** Begin DATA EXTRACT **

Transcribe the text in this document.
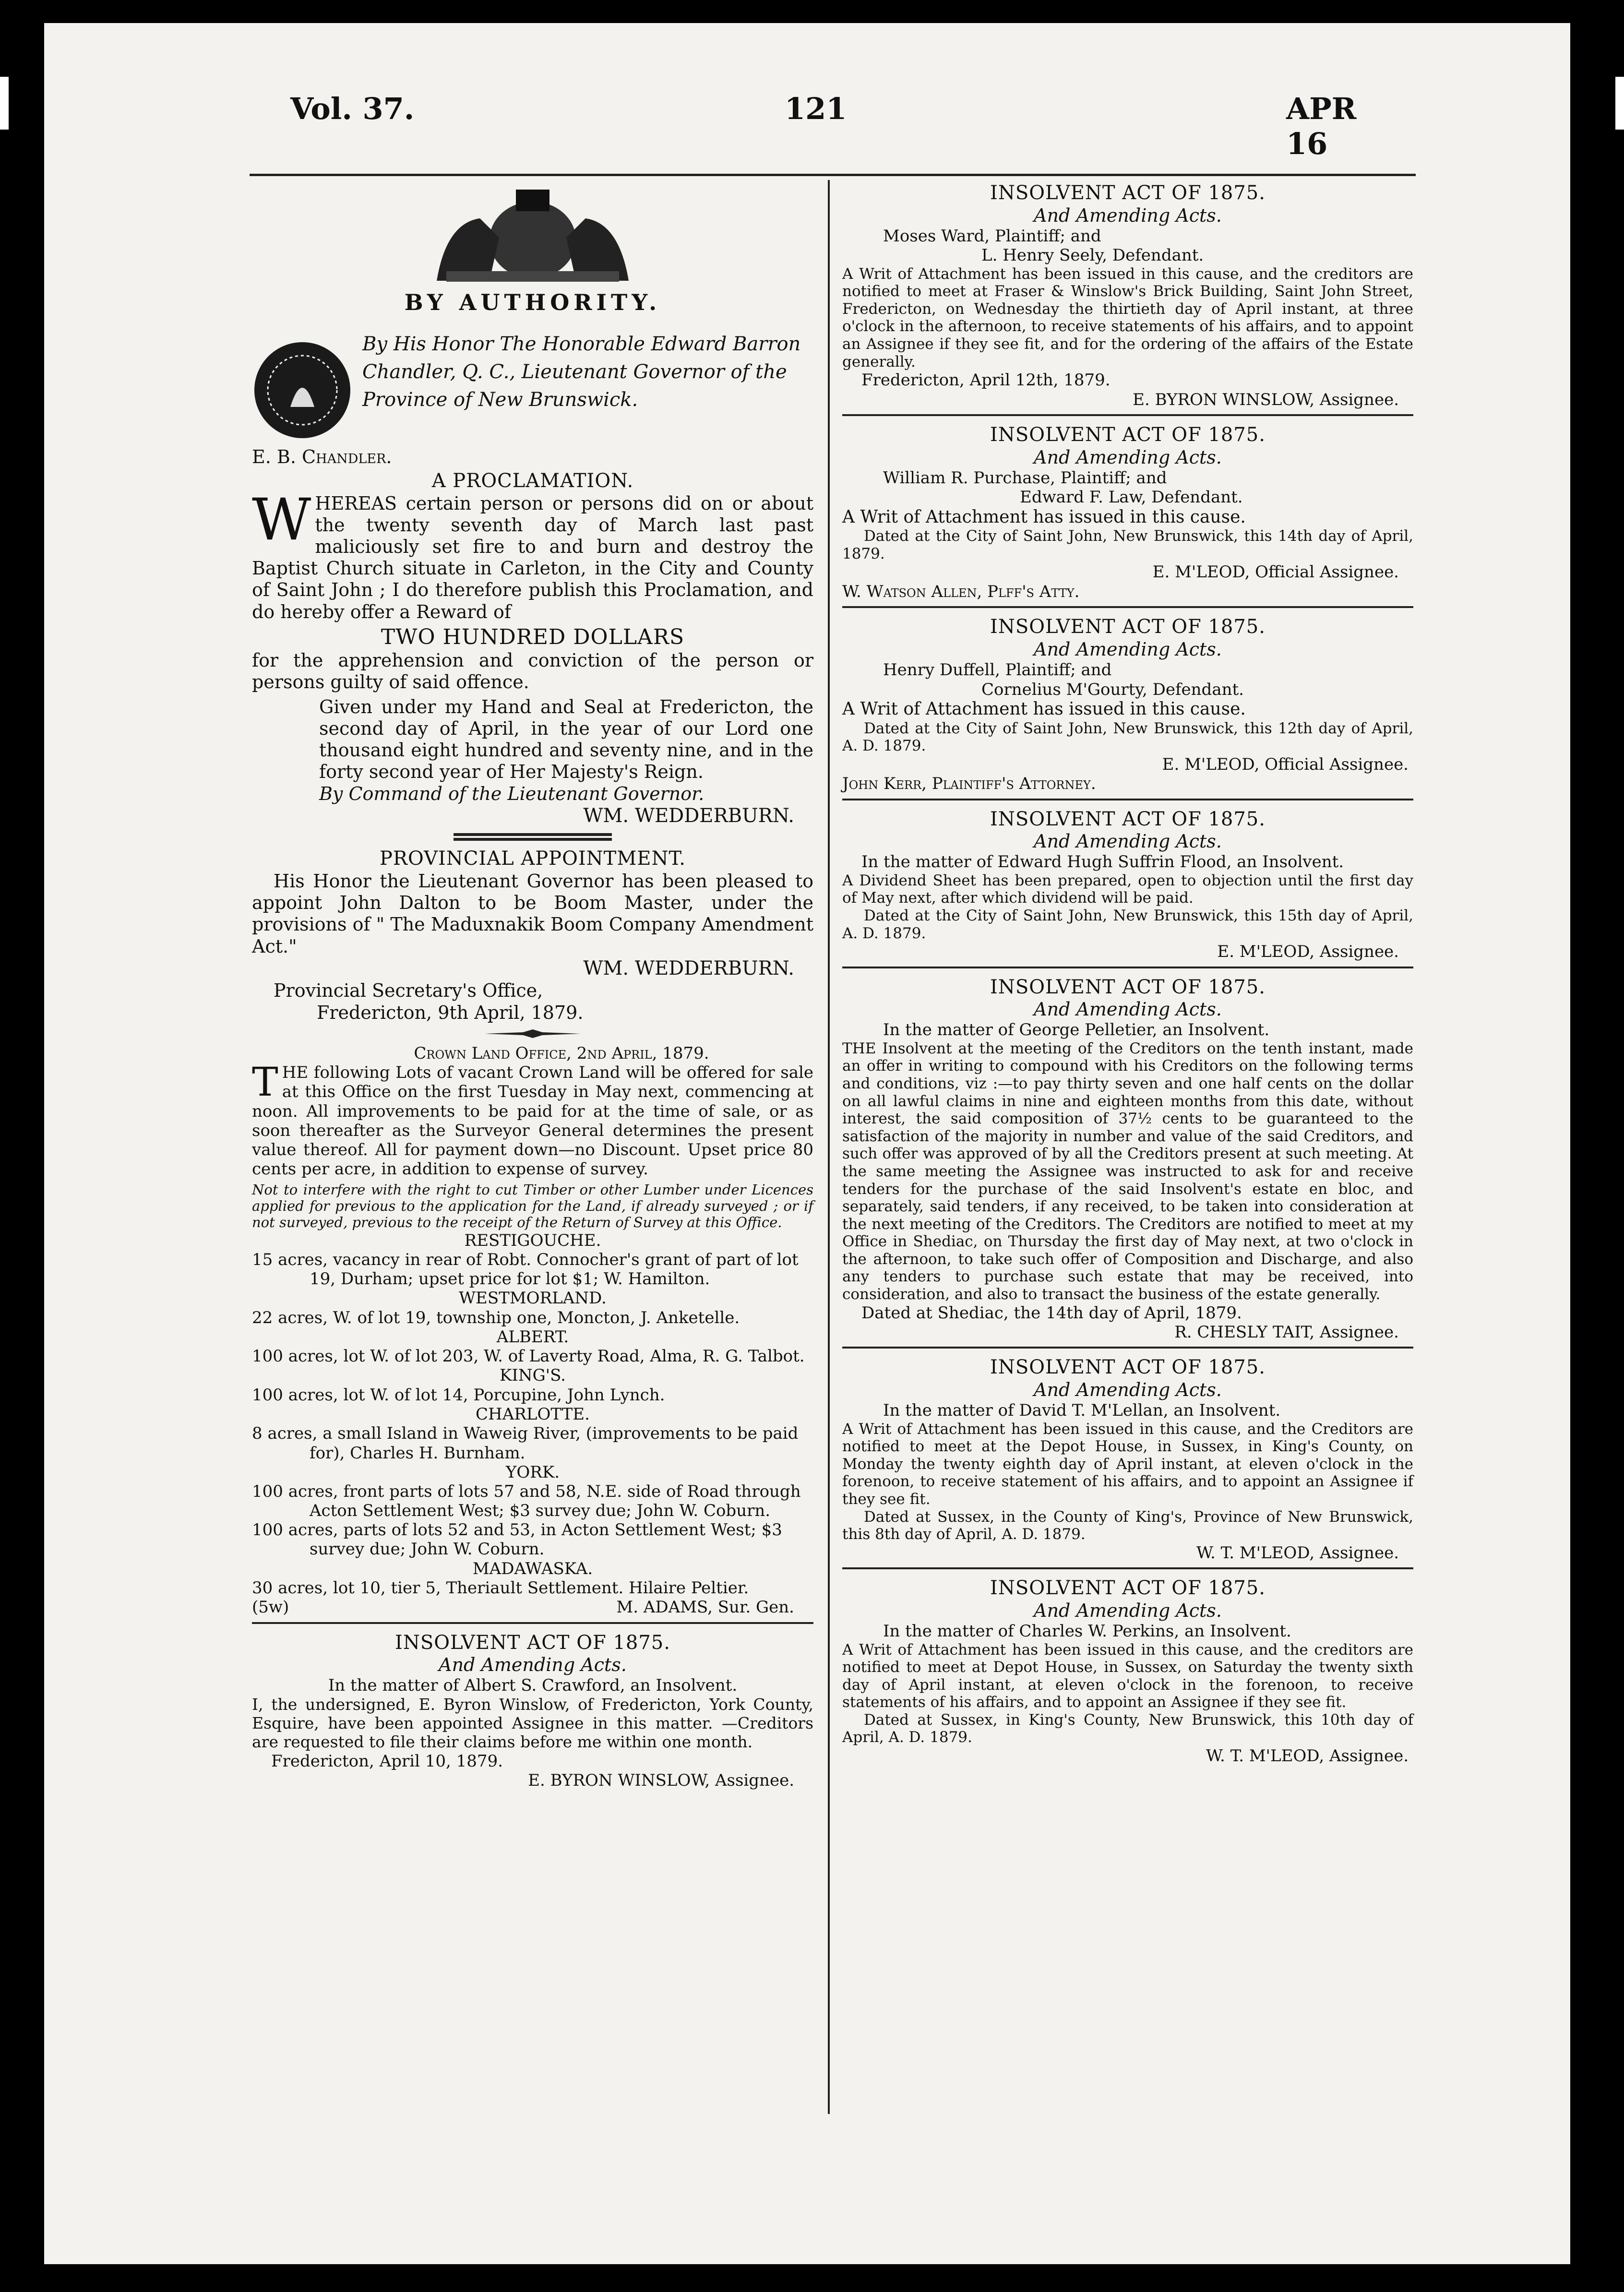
Vol. 37.	121	APR 16

BY AUTHORITY.

By His Honor The Honorable Edward Barron Chandler, Q. C., Lieutenant Governor of the Province of New Brunswick.

E. B. Chandler.

A PROCLAMATION.

W HEREAS certain person or persons did on or about the twenty seventh day of March last past maliciously set fire to and burn and destroy the Baptist Church situate in Carleton, in the City and County of Saint John ; I do therefore publish this Proclamation, and do hereby offer a Reward of

TWO HUNDRED DOLLARS

for the apprehension and conviction of the person or persons guilty of said offence.

Given under my Hand and Seal at Fredericton, the second day of April, in the year of our Lord one thousand eight hundred and seventy nine, and in the forty second year of Her Majesty's Reign.

By Command of the Lieutenant Governor.

WM. WEDDERBURN.

PROVINCIAL APPOINTMENT.

His Honor the Lieutenant Governor has been pleased to appoint John Dalton to be Boom Master, under the provisions of " The Maduxnakik Boom Company Amendment Act."

WM. WEDDERBURN.

Provincial Secretary's Office,

Fredericton, 9th April, 1879.

Crown Land Office, 2nd April, 1879.

T HE following Lots of vacant Crown Land will be offered for sale at this Office on the first Tuesday in May next, commencing at noon. All improvements to be paid for at the time of sale, or as soon thereafter as the Surveyor General determines the present value thereof. All for payment down—no Discount. Upset price 80 cents per acre, in addition to expense of survey.

Not to interfere with the right to cut Timber or other Lumber under Licences applied for previous to the application for the Land, if already surveyed ; or if not surveyed, previous to the receipt of the Return of Survey at this Office.

RESTIGOUCHE.

15 acres, vacancy in rear of Robt. Connocher's grant of part of lot 19, Durham; upset price for lot $1; W. Hamilton.

WESTMORLAND.

22 acres, W. of lot 19, township one, Moncton, J. Anketelle.

ALBERT.

100 acres, lot W. of lot 203, W. of Laverty Road, Alma, R. G. Talbot.

KING'S.

100 acres, lot W. of lot 14, Porcupine, John Lynch.

CHARLOTTE.

8 acres, a small Island in Waweig River, (improvements to be paid for), Charles H. Burnham.

YORK.

100 acres, front parts of lots 57 and 58, N.E. side of Road through Acton Settlement West; $3 survey due; John W. Coburn.

100 acres, parts of lots 52 and 53, in Acton Settlement West; $3 survey due; John W. Coburn.

MADAWASKA.

30 acres, lot 10, tier 5, Theriault Settlement. Hilaire Peltier.

(5w)	M. ADAMS, Sur. Gen.

INSOLVENT ACT OF 1875.

And Amending Acts.

In the matter of Albert S. Crawford, an Insolvent.

I, the undersigned, E. Byron Winslow, of Fredericton, York County, Esquire, have been appointed Assignee in this matter. —Creditors are requested to file their claims before me within one month.

Fredericton, April 10, 1879.

E. BYRON WINSLOW, Assignee.

INSOLVENT ACT OF 1875.

And Amending Acts.

Moses Ward, Plaintiff; and

L. Henry Seely, Defendant.

A Writ of Attachment has been issued in this cause, and the creditors are notified to meet at Fraser & Winslow's Brick Building, Saint John Street, Fredericton, on Wednesday the thirtieth day of April instant, at three o'clock in the afternoon, to receive statements of his affairs, and to appoint an Assignee if they see fit, and for the ordering of the affairs of the Estate generally.

Fredericton, April 12th, 1879.

E. BYRON WINSLOW, Assignee.

INSOLVENT ACT OF 1875.

And Amending Acts.

William R. Purchase, Plaintiff; and

Edward F. Law, Defendant.

A Writ of Attachment has issued in this cause.

Dated at the City of Saint John, New Brunswick, this 14th day of April, 1879.

E. M'LEOD, Official Assignee.

W. Watson Allen, Plff's Atty.

INSOLVENT ACT OF 1875.

And Amending Acts.

Henry Duffell, Plaintiff; and

Cornelius M'Gourty, Defendant.

A Writ of Attachment has issued in this cause.

Dated at the City of Saint John, New Brunswick, this 12th day of April, A. D. 1879.

E. M'LEOD, Official Assignee.

John Kerr, Plaintiff's Attorney.

INSOLVENT ACT OF 1875.

And Amending Acts.

In the matter of Edward Hugh Suffrin Flood, an Insolvent.

A Dividend Sheet has been prepared, open to objection until the first day of May next, after which dividend will be paid.

Dated at the City of Saint John, New Brunswick, this 15th day of April, A. D. 1879.

E. M'LEOD, Assignee.

INSOLVENT ACT OF 1875.

And Amending Acts.

In the matter of George Pelletier, an Insolvent.

THE Insolvent at the meeting of the Creditors on the tenth instant, made an offer in writing to compound with his Creditors on the following terms and conditions, viz :—to pay thirty seven and one half cents on the dollar on all lawful claims in nine and eighteen months from this date, without interest, the said composition of 37½ cents to be guaranteed to the satisfaction of the majority in number and value of the said Creditors, and such offer was approved of by all the Creditors present at such meeting. At the same meeting the Assignee was instructed to ask for and receive tenders for the purchase of the said Insolvent's estate en bloc, and separately, said tenders, if any received, to be taken into consideration at the next meeting of the Creditors. The Creditors are notified to meet at my Office in Shediac, on Thursday the first day of May next, at two o'clock in the afternoon, to take such offer of Composition and Discharge, and also any tenders to purchase such estate that may be received, into consideration, and also to transact the business of the estate generally.

Dated at Shediac, the 14th day of April, 1879.

R. CHESLY TAIT, Assignee.

INSOLVENT ACT OF 1875.

And Amending Acts.

In the matter of David T. M'Lellan, an Insolvent.

A Writ of Attachment has been issued in this cause, and the Creditors are notified to meet at the Depot House, in Sussex, in King's County, on Monday the twenty eighth day of April instant, at eleven o'clock in the forenoon, to receive statement of his affairs, and to appoint an Assignee if they see fit.

Dated at Sussex, in the County of King's, Province of New Brunswick, this 8th day of April, A. D. 1879.

W. T. M'LEOD, Assignee.

INSOLVENT ACT OF 1875.

And Amending Acts.

In the matter of Charles W. Perkins, an Insolvent.

A Writ of Attachment has been issued in this cause, and the creditors are notified to meet at Depot House, in Sussex, on Saturday the twenty sixth day of April instant, at eleven o'clock in the forenoon, to receive statements of his affairs, and to appoint an Assignee if they see fit.

Dated at Sussex, in King's County, New Brunswick, this 10th day of April, A. D. 1879.

W. T. M'LEOD, Assignee.
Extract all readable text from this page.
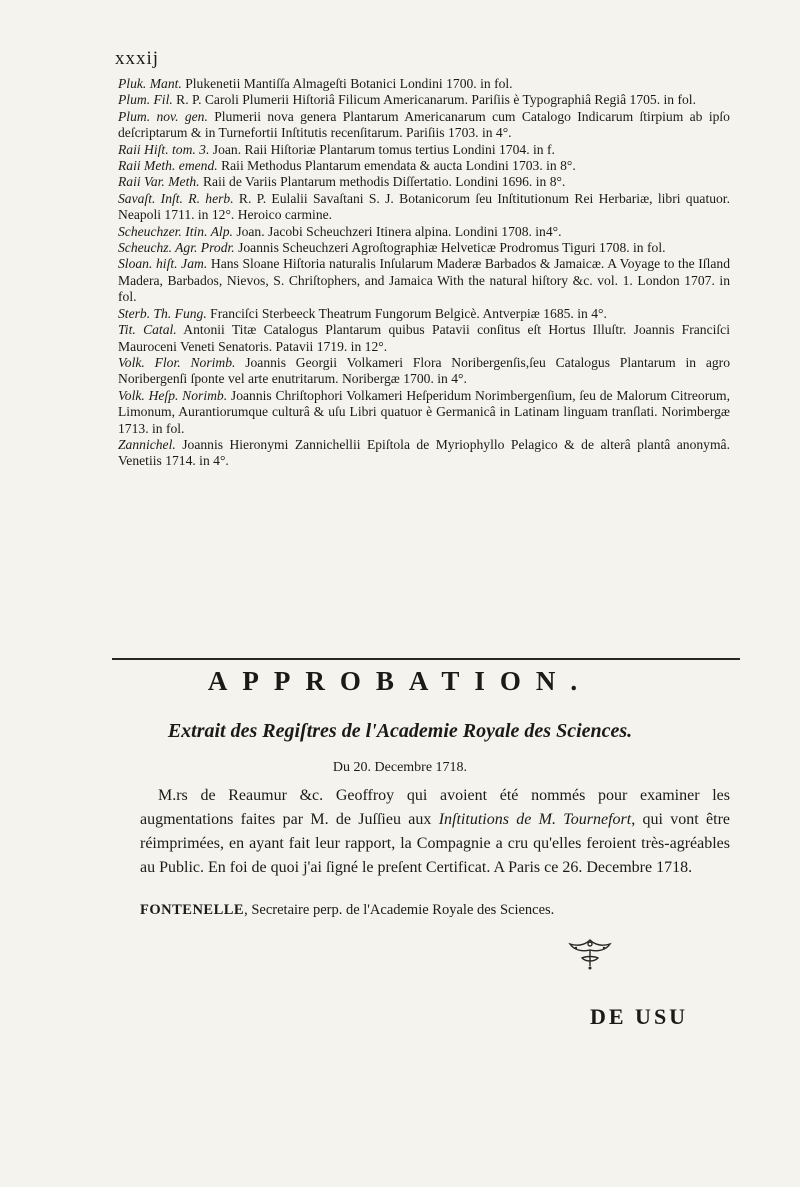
xxxij

Pluk. Mant. Plukenetii Mantiſſa Almageſti Botanici Londini 1700. in fol.

Plum. Fil. R. P. Caroli Plumerii Hiſtoriâ Filicum Americanarum. Pariſiis è Typographiâ Regiâ 1705. in fol.

Plum. nov. gen. Plumerii nova genera Plantarum Americanarum cum Catalogo Indicarum ſtirpium ab ipſo deſcriptarum & in Turnefortii Inſtitutis recenſitarum. Pariſiis 1703. in 4°.

Raii Hiſt. tom. 3. Joan. Raii Hiſtoriæ Plantarum tomus tertius Londini 1704. in f.

Raii Meth. emend. Raii Methodus Plantarum emendata & aucta Londini 1703. in 8°.

Raii Var. Meth. Raii de Variis Plantarum methodis Diſſertatio. Londini 1696. in 8°.

Savaſt. Inſt. R. herb. R. P. Eulalii Savaſtani S. J. Botanicorum ſeu Inſtitutionum Rei Herbariæ, libri quatuor. Neapoli 1711. in 12°. Heroico carmine.

Scheuchzer. Itin. Alp. Joan. Jacobi Scheuchzeri Itinera alpina. Londini 1708. in4°.

Scheuchz. Agr. Prodr. Joannis Scheuchzeri Agroſtographiæ Helveticæ Prodromus Tiguri 1708. in fol.

Sloan. hiſt. Jam. Hans Sloane Hiſtoria naturalis Inſularum Maderæ Barbados & Jamaicæ. A Voyage to the Iſland Madera, Barbados, Nievos, S. Chriſtophers, and Jamaica With the natural hiſtory &c. vol. 1. London 1707. in fol.

Sterb. Th. Fung. Franciſci Sterbeeck Theatrum Fungorum Belgicè. Antverpiæ 1685. in 4°.

Tit. Catal. Antonii Titæ Catalogus Plantarum quibus Patavii conſitus eſt Hortus Illuſtr. Joannis Franciſci Mauroceni Veneti Senatoris. Patavii 1719. in 12°.

Volk. Flor. Norimb. Joannis Georgii Volkameri Flora Noribergenſis,ſeu Catalogus Plantarum in agro Noribergenſi ſponte vel arte enutritarum. Noribergæ 1700. in 4°.

Volk. Heſp. Norimb. Joannis Chriſtophori Volkameri Heſperidum Norimbergenſium, ſeu de Malorum Citreorum, Limonum, Aurantiorumque culturâ & uſu Libri quatuor è Germanicâ in Latinam linguam tranſlati. Norimbergæ 1713. in fol.

Zannichel. Joannis Hieronymi Zannichellii Epiſtola de Myriophyllo Pelagico & de alterâ plantâ anonymâ. Venetiis 1714. in 4°.

APPROBATION.
Extrait des Regiſtres de l'Academie Royale des Sciences.
Du 20. Decembre 1718.
M.rs de Reaumur &c. Geoffroy qui avoient été nommés pour examiner les augmentations faites par M. de Juſſieu aux Inſtitutions de M. Tournefort, qui vont être réimprimées, en ayant fait leur rapport, la Compagnie a cru qu'elles feroient très-agréables au Public. En foi de quoi j'ai ſigné le preſent Certificat. A Paris ce 26. Decembre 1718.
FONTENELLE, Secretaire perp. de l'Academie Royale des Sciences.
DE USU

** End DATA EXTRACT **

EXERCISE DESCRIPTION – Only lines with "affairs" are wanted here; list each of them.

EXERCISE SOLUTION –
A Writ of Attachment has been issued in this cause, and the creditors are notified to meet at Fraser & Winslow's Brick Building, Saint John Street, Fredericton, on Wednesday the thirtieth day of April instant, at three o'clock in the afternoon, to receive statements of his affairs, and to appoint an Assignee if they see fit, and for the ordering of the affairs of the Estate generally.
A Writ of Attachment has been issued in this cause, and the Creditors are notified to meet at the Depot House, in Sussex, in King's County, on Monday the twenty eighth day of April instant, at eleven o'clock in the forenoon, to receive statement of his affairs, and to appoint an Assignee if they see fit.
A Writ of Attachment has been issued in this cause, and the creditors are notified to meet at Depot House, in Sussex, on Saturday the twenty sixth day of April instant, at eleven o'clock in the forenoon, to receive statements of his affairs, and to appoint an Assignee if they see fit.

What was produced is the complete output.